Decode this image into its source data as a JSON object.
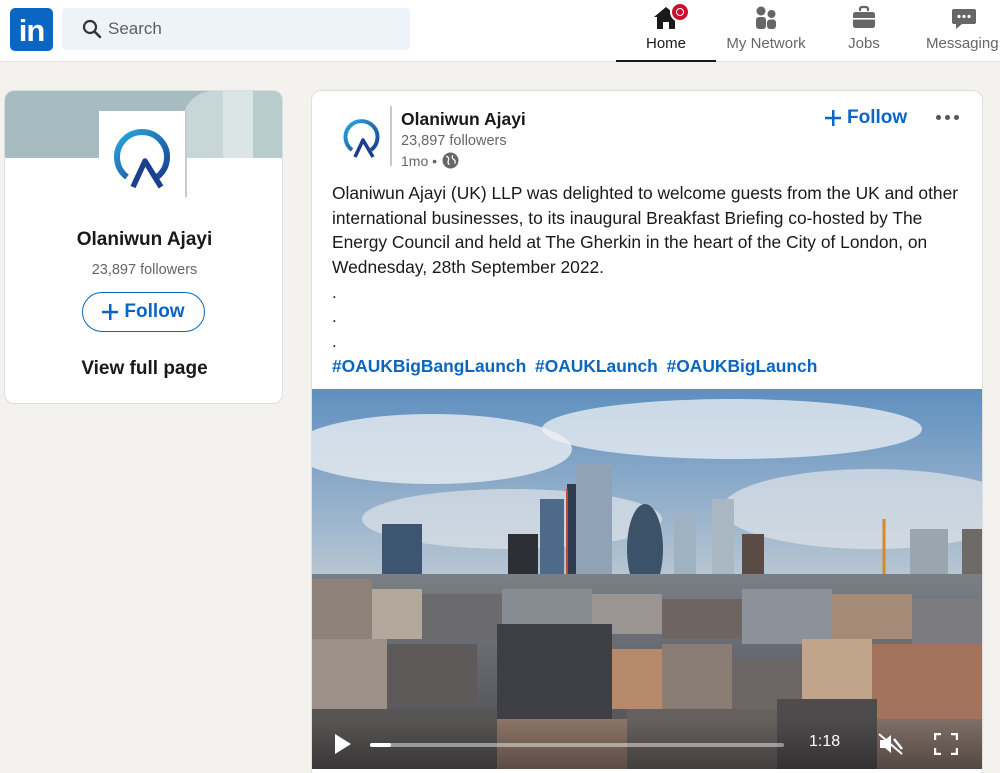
{
  "nav": {
    "search_placeholder": "Search",
    "items": [
      {
        "label": "Home",
        "icon": "home-icon",
        "active": true
      },
      {
        "label": "My Network",
        "icon": "people-icon"
      },
      {
        "label": "Jobs",
        "icon": "briefcase-icon"
      },
      {
        "label": "Messaging",
        "icon": "chat-icon"
      }
    ],
    "brand_color": "#0a66c2",
    "notification_color": "#cb112d"
  },
  "company_card": {
    "name": "Olaniwun Ajayi",
    "followers": "23,897 followers",
    "follow_label": "Follow",
    "view_full_page": "View full page"
  },
  "post": {
    "author": "Olaniwun Ajayi",
    "followers": "23,897 followers",
    "time": "1mo •",
    "visibility_icon": "globe-icon",
    "follow_label": "Follow",
    "text": "Olaniwun Ajayi (UK) LLP was delighted to welcome guests from the UK and other international businesses, to its inaugural Breakfast Briefing co-hosted by The Energy Council and held at The Gherkin in the heart of the City of London, on Wednesday, 28th September 2022.",
    "dots": [
      ".",
      ".",
      "."
    ],
    "hashtags": [
      "#OAUKBigBangLaunch",
      "#OAUKLaunch",
      "#OAUKBigLaunch"
    ],
    "video": {
      "duration": "1:18",
      "progress": 0.05,
      "muted": true
    }
  }
}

## Challenge
Write the entries above out in full, exactly, with no images.

## Task answer
Decode this image into its source data as a JSON object.
{
  "nav": {
    "search_placeholder": "Search",
    "items": [
      {
        "label": "Home",
        "icon": "home-icon",
        "active": true
      },
      {
        "label": "My Network",
        "icon": "people-icon"
      },
      {
        "label": "Jobs",
        "icon": "briefcase-icon"
      },
      {
        "label": "Messaging",
        "icon": "chat-icon"
      }
    ],
    "brand_color": "#0a66c2",
    "notification_color": "#cb112d"
  },
  "company_card": {
    "name": "Olaniwun Ajayi",
    "followers": "23,897 followers",
    "follow_label": "Follow",
    "view_full_page": "View full page"
  },
  "post": {
    "author": "Olaniwun Ajayi",
    "followers": "23,897 followers",
    "time": "1mo •",
    "visibility_icon": "globe-icon",
    "follow_label": "Follow",
    "text": "Olaniwun Ajayi (UK) LLP was delighted to welcome guests from the UK and other international businesses, to its inaugural Breakfast Briefing co-hosted by The Energy Council and held at The Gherkin in the heart of the City of London, on Wednesday, 28th September 2022.",
    "dots": [
      ".",
      ".",
      "."
    ],
    "hashtags": [
      "#OAUKBigBangLaunch",
      "#OAUKLaunch",
      "#OAUKBigLaunch"
    ],
    "video": {
      "duration": "1:18",
      "progress": 0.05,
      "muted": true
    }
  }
}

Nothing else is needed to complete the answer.